(Dataset entries)
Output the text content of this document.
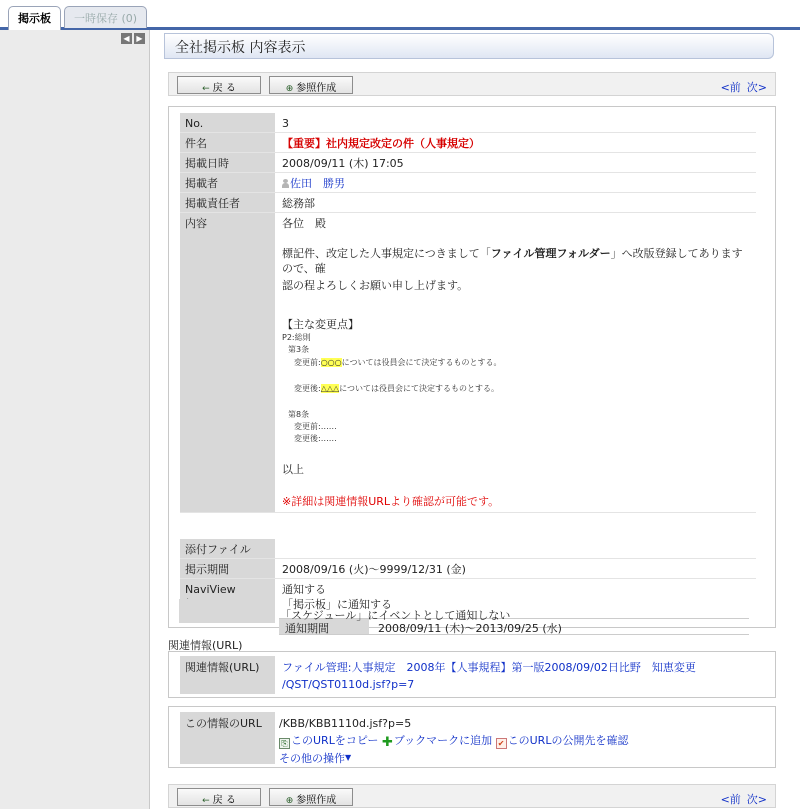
掲示板	一時保存 (0)
◀ ▶
全社掲示板 内容表示
← 戻 る	⊕ 参照作成	<前 次>
No.	3
件名	【重要】社内規定改定の件（人事規定）
掲載日時	2008/09/11 (木) 17:05
掲載者	佐田　勝男
掲載責任者	総務部
内容	各位　殿
標記件、改定した人事規定につきまして「ファイル管理フォルダー」へ改版登録してありますので、確
認の程よろしくお願い申し上げます。
【主な変更点】
P2:総則
第3条
変更前:○○○については役員会にて決定するものとする。
変更後:△△△については役員会にて決定するものとする。
第8条
変更前:……
変更後:……
以上
※詳細は関連情報URLより確認が可能です。
添付ファイル
掲示期間	2008/09/16 (火)〜9999/12/31 (金)
NaviView	通知する
「掲示板」に通知する
通知期間	2008/09/11 (木)〜2013/09/25 (水)
「スケジュール」にイベントとして通知しない
関連情報(URL)
関連情報(URL)	ファイル管理:人事規定　2008年【人事規程】第一版2008/09/02日比野　知恵変更
/QST/QST0110d.jsf?p=7
この情報のURL	/KBB/KBB1110d.jsf?p=5
⎘ このURLをコピー ✚ブックマークに追加 ✔ このURLの公開先を確認
その他の操作▼
← 戻 る	⊕ 参照作成	<前 次>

▶ _Required work_: Pick out every line with the string "については役員会にて決定するものとする" and copy it.

▶ _Solution to this task_:
変更前:○○○については役員会にて決定するものとする。
変更後:△△△については役員会にて決定するものとする。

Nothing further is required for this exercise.